Exercise prompt: Go through the entries below and copy each line containing the word "JSON".

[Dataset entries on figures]
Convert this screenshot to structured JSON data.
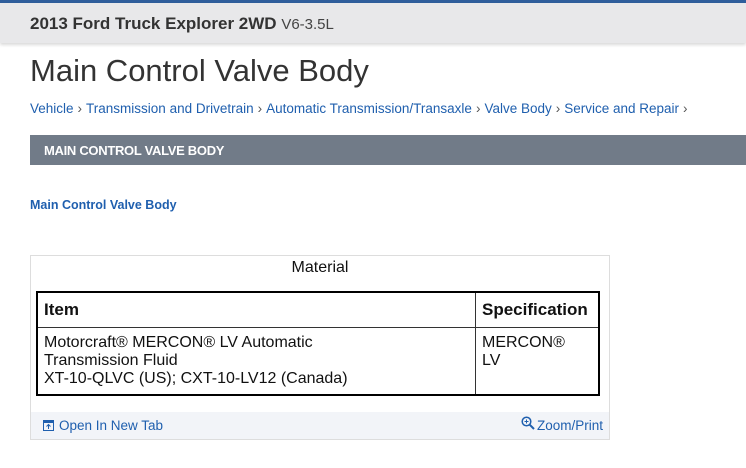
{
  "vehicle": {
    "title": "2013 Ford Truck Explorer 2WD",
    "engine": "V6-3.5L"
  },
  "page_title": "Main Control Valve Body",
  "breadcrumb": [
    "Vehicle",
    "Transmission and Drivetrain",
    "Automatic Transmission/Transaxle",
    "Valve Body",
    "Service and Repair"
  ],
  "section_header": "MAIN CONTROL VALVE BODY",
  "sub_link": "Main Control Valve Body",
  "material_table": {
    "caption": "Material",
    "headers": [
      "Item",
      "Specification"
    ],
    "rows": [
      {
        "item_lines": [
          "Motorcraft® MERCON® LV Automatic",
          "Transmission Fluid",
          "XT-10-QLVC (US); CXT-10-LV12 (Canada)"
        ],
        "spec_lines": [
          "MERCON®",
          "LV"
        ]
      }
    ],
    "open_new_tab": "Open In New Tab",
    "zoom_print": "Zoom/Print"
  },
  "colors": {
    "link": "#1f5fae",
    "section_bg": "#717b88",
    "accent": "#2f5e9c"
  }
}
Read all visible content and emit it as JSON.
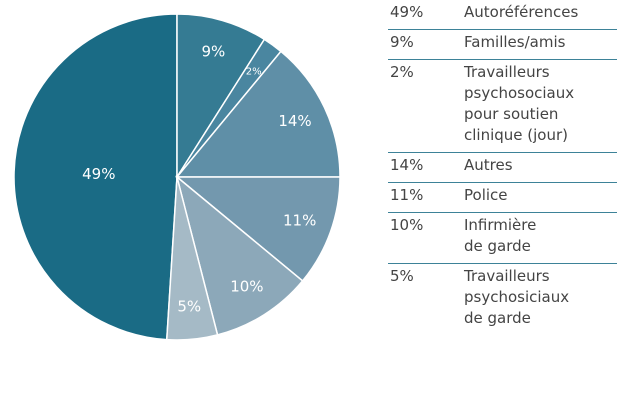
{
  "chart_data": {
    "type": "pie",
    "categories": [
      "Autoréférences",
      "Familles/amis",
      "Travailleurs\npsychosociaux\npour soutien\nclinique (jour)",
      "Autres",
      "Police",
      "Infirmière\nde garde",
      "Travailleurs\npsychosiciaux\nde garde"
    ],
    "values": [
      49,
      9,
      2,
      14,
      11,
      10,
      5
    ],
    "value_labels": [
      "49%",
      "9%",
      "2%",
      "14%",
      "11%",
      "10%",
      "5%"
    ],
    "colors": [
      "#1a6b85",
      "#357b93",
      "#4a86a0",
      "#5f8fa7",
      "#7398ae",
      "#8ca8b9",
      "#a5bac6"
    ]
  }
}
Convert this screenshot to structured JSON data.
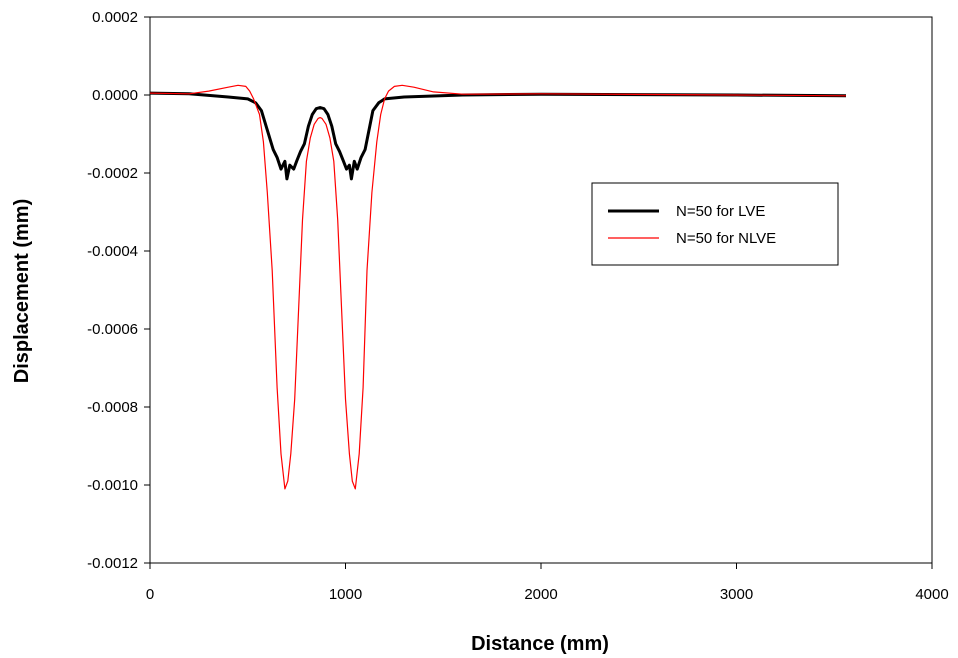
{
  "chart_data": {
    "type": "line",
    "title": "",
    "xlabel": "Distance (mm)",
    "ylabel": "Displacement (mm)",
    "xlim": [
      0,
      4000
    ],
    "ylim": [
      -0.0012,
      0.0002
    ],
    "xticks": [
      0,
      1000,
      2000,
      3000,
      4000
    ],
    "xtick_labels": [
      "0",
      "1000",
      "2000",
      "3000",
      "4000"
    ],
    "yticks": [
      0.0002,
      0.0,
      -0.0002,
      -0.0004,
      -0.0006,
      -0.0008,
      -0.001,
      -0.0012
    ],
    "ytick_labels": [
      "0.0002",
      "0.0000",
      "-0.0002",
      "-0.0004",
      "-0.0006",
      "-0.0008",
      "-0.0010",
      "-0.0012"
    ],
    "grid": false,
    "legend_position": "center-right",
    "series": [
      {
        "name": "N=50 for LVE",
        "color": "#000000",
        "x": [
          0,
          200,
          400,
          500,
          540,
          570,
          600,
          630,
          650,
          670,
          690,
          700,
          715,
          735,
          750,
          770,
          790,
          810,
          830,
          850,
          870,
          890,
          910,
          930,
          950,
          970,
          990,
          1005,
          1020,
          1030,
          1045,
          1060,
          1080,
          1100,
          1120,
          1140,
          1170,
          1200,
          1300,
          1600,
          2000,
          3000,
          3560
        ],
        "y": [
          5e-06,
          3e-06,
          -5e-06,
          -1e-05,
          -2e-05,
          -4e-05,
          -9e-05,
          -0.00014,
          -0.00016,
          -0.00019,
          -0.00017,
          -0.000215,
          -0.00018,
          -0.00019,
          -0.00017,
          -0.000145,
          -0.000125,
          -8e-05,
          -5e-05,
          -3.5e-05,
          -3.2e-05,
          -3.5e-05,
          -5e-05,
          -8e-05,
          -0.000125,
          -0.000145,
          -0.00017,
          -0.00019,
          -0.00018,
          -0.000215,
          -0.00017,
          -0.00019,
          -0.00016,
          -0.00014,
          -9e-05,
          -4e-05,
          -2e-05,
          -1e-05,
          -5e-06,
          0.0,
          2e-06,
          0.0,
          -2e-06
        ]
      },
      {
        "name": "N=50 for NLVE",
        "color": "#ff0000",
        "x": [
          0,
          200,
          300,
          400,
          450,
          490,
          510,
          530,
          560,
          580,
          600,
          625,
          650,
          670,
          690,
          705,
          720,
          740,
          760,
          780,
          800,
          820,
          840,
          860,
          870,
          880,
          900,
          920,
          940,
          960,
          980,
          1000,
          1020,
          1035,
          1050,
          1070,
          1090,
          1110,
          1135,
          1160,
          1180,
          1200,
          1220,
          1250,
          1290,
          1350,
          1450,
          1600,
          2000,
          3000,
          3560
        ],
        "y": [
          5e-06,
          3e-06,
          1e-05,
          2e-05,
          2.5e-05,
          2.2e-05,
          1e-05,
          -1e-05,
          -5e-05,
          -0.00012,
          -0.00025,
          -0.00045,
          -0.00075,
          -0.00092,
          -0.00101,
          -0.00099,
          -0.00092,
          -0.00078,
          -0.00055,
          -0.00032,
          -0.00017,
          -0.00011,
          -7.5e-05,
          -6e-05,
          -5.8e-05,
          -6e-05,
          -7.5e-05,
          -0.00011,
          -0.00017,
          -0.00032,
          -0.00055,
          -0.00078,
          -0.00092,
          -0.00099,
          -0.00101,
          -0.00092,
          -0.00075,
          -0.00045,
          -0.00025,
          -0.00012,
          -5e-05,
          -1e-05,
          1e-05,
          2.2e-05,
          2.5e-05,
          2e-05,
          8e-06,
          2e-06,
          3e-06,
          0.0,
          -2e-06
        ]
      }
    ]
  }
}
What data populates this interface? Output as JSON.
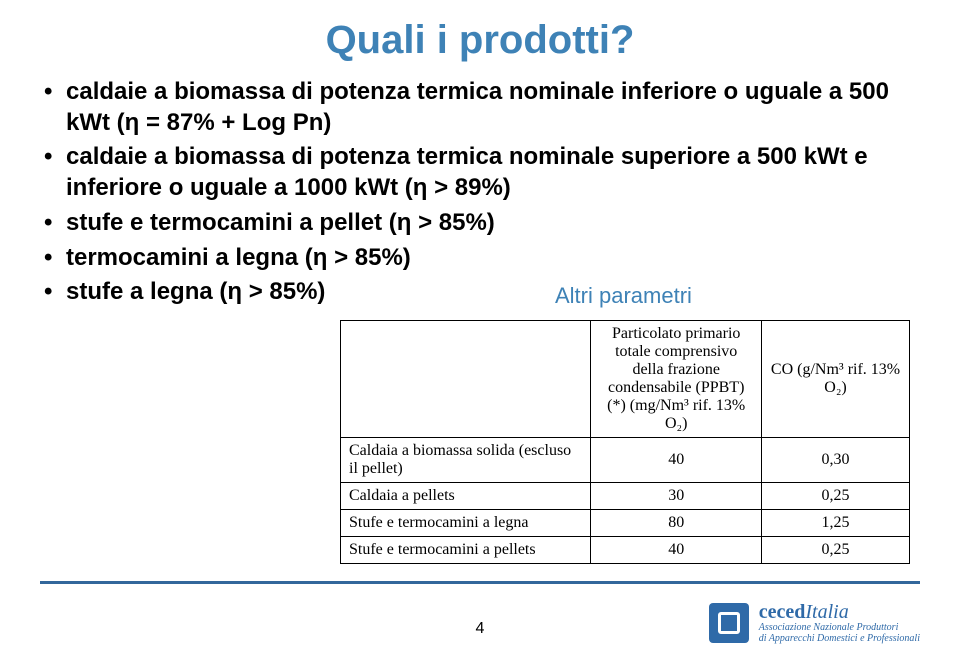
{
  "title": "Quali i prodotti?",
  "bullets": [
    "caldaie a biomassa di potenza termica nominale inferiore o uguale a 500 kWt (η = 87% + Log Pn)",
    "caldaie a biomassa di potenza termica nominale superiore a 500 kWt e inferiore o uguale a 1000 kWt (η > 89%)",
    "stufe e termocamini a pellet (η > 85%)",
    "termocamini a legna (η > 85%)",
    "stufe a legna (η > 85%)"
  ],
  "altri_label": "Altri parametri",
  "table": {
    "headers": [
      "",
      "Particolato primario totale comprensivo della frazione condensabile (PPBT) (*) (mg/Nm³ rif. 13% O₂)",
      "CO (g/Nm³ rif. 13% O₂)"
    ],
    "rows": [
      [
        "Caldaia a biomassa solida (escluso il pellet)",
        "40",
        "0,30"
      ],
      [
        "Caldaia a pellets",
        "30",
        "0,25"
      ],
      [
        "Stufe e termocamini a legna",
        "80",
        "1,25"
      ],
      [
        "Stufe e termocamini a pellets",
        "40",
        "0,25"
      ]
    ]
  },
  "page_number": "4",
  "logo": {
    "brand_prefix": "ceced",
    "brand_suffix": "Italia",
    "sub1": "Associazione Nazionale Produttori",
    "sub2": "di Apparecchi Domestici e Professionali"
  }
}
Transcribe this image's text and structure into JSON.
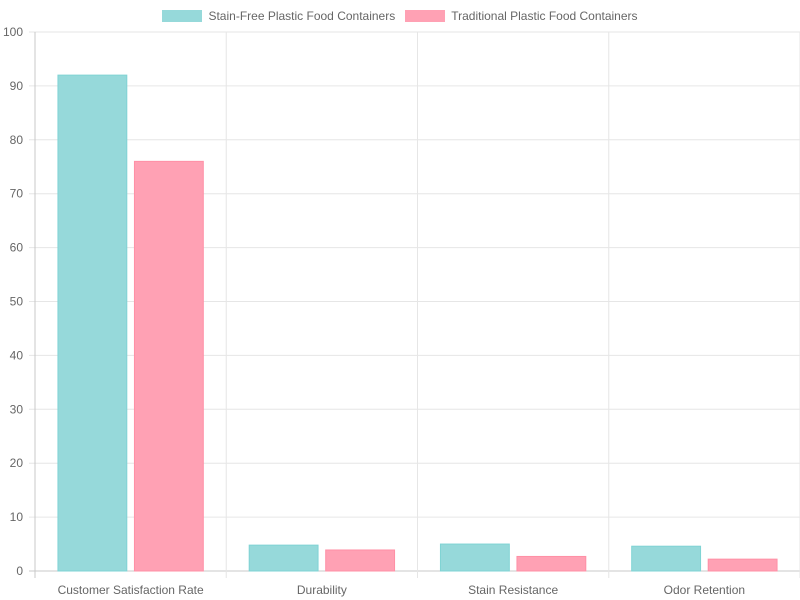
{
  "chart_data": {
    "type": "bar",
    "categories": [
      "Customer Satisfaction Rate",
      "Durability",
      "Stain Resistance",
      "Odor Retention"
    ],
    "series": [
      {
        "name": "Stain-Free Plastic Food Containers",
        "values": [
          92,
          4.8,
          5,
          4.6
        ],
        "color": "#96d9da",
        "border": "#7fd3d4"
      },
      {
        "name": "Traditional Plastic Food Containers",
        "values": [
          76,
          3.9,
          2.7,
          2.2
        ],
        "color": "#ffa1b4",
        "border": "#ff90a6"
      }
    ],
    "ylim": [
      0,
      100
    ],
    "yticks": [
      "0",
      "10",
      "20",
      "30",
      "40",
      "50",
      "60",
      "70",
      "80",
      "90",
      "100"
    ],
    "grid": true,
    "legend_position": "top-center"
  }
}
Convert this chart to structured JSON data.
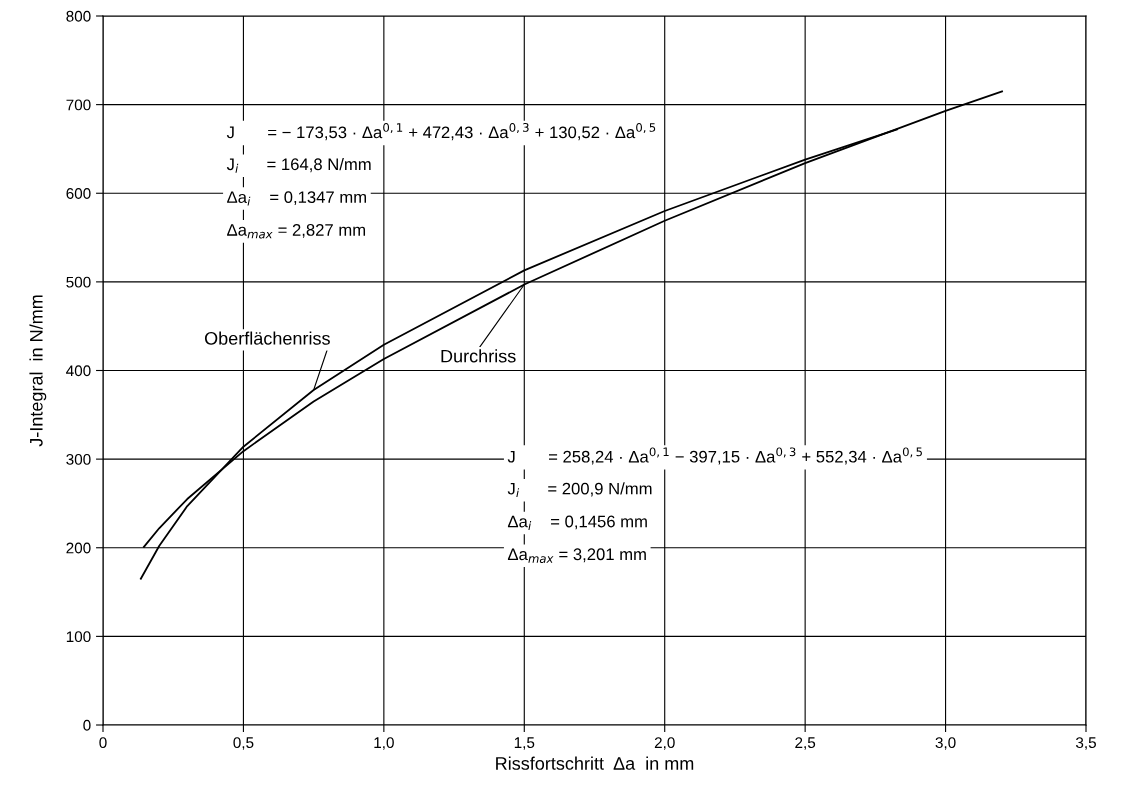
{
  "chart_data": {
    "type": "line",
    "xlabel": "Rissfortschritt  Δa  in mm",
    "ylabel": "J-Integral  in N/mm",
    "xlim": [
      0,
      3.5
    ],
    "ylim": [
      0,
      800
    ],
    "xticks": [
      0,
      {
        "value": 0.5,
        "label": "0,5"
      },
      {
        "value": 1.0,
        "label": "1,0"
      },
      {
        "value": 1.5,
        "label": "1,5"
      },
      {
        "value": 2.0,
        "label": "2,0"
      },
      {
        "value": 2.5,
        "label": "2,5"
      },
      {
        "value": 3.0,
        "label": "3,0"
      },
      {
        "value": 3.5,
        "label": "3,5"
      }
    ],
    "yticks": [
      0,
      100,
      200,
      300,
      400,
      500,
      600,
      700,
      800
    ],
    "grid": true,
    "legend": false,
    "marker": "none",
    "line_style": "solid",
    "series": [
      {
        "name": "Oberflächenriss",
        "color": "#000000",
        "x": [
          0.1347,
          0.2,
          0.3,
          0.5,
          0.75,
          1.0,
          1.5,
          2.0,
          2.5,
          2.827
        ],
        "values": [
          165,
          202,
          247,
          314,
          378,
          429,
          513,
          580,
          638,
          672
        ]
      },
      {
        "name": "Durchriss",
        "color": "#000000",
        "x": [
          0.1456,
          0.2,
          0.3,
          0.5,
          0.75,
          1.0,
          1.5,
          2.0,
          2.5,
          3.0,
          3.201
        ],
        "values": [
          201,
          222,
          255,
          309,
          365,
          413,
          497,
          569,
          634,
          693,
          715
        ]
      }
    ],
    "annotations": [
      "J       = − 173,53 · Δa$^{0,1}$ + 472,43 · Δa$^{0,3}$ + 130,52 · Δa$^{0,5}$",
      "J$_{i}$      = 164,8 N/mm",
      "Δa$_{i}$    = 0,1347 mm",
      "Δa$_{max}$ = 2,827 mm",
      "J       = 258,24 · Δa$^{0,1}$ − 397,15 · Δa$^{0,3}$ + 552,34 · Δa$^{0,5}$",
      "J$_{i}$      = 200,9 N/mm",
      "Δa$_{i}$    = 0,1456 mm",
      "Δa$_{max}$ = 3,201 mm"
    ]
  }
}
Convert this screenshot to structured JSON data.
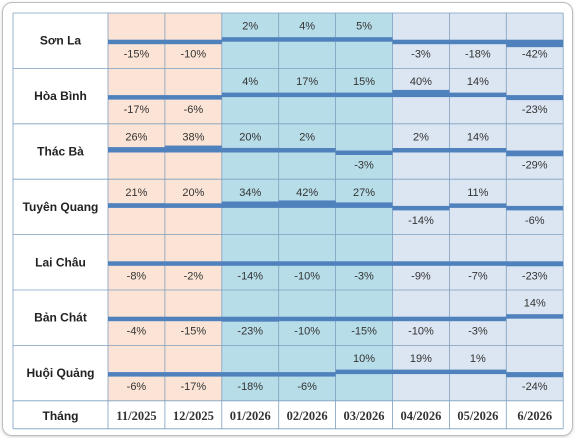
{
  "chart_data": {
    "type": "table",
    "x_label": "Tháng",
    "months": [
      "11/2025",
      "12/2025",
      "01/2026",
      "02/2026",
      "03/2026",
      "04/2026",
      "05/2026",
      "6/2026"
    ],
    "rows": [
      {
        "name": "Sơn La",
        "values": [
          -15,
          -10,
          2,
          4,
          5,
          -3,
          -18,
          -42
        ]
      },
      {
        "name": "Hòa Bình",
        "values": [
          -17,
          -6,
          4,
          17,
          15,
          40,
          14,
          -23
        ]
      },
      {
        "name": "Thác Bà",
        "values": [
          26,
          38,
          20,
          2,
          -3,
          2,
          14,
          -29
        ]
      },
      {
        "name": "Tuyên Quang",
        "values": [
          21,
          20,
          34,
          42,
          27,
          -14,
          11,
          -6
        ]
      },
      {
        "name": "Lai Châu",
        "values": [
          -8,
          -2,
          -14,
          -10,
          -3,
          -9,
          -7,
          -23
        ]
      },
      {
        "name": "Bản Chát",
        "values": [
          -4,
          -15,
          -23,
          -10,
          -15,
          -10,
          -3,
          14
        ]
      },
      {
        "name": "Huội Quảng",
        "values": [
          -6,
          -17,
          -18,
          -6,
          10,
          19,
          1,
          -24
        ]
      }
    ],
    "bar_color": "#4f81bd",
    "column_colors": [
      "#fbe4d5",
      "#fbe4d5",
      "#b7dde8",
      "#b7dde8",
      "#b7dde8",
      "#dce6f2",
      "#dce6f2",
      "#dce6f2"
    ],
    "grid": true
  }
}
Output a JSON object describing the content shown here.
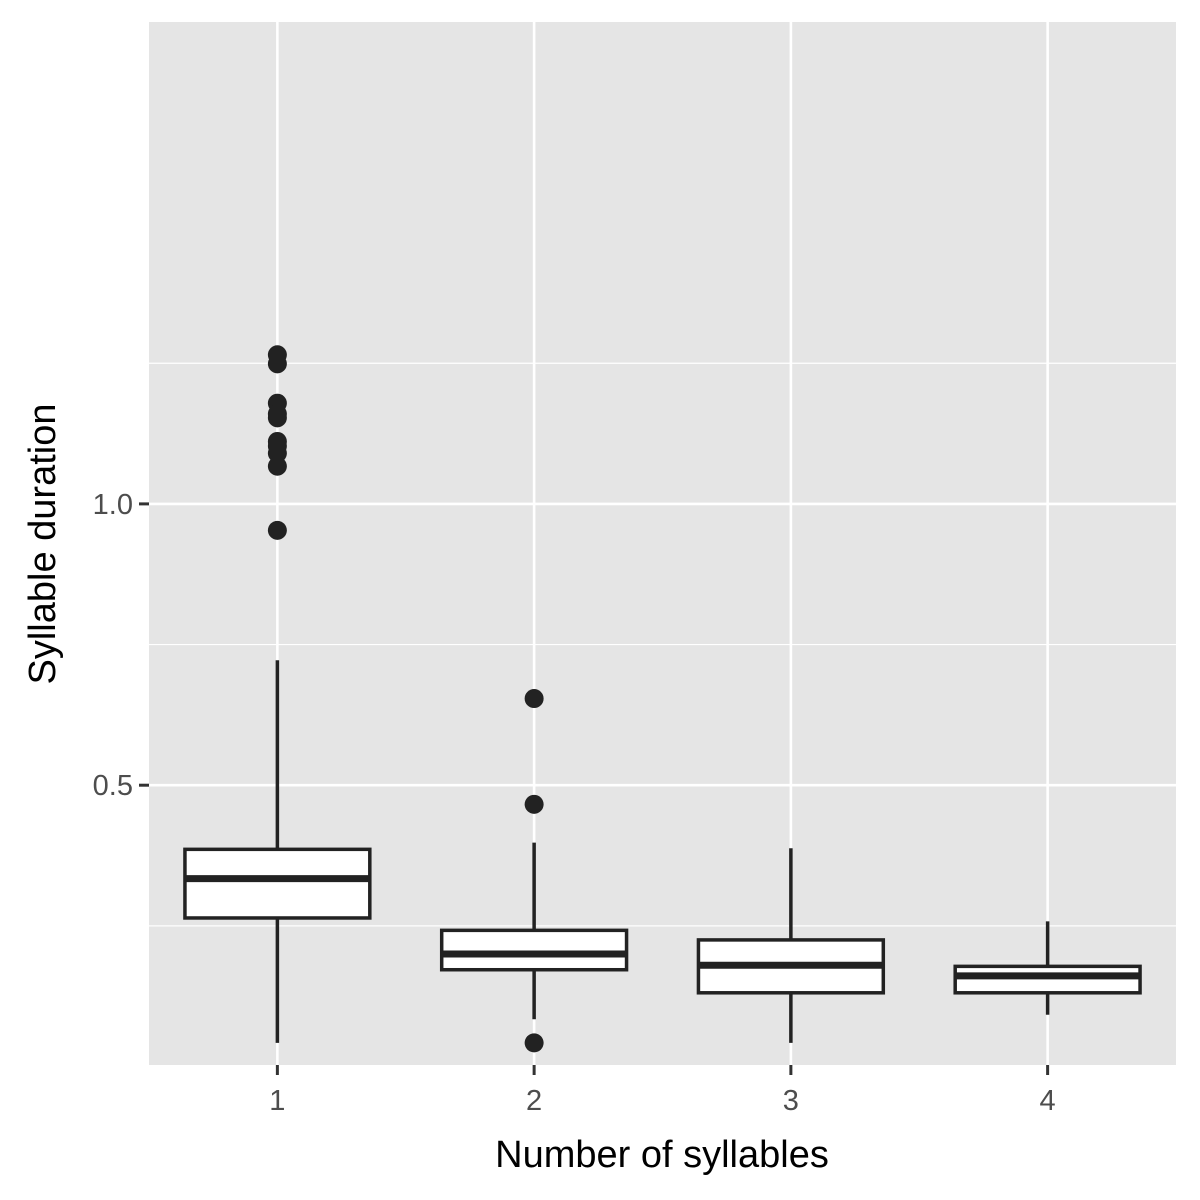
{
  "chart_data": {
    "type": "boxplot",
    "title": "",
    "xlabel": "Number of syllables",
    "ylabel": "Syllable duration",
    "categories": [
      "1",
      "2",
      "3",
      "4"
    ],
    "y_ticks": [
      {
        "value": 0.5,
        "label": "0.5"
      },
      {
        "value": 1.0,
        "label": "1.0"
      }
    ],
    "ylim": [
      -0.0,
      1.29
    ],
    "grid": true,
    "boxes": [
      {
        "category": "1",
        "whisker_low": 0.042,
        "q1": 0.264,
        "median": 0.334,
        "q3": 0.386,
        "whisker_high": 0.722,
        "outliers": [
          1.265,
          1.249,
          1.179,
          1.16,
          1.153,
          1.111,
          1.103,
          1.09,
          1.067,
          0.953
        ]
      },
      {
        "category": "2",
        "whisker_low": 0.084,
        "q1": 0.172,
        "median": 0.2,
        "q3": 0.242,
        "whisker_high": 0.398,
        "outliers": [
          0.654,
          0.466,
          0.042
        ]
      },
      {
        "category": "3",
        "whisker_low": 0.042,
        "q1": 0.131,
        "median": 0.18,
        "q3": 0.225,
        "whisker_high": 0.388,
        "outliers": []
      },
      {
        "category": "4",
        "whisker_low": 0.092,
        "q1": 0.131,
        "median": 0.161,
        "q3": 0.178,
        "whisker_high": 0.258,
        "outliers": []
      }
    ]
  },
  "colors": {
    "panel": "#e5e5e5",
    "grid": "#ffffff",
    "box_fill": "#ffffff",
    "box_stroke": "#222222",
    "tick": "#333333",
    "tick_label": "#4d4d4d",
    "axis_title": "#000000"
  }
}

Exercise solution:
Convert this screenshot to structured JSON data.
Read all visible content and emit it as JSON.
Convert this screenshot to structured JSON data.
What data populates this interface? Output as JSON.
Transcribe this image's text and structure into JSON.
Convert this chart to structured JSON data.
Convert this screenshot to structured JSON data.
Output a JSON object describing the content shown here.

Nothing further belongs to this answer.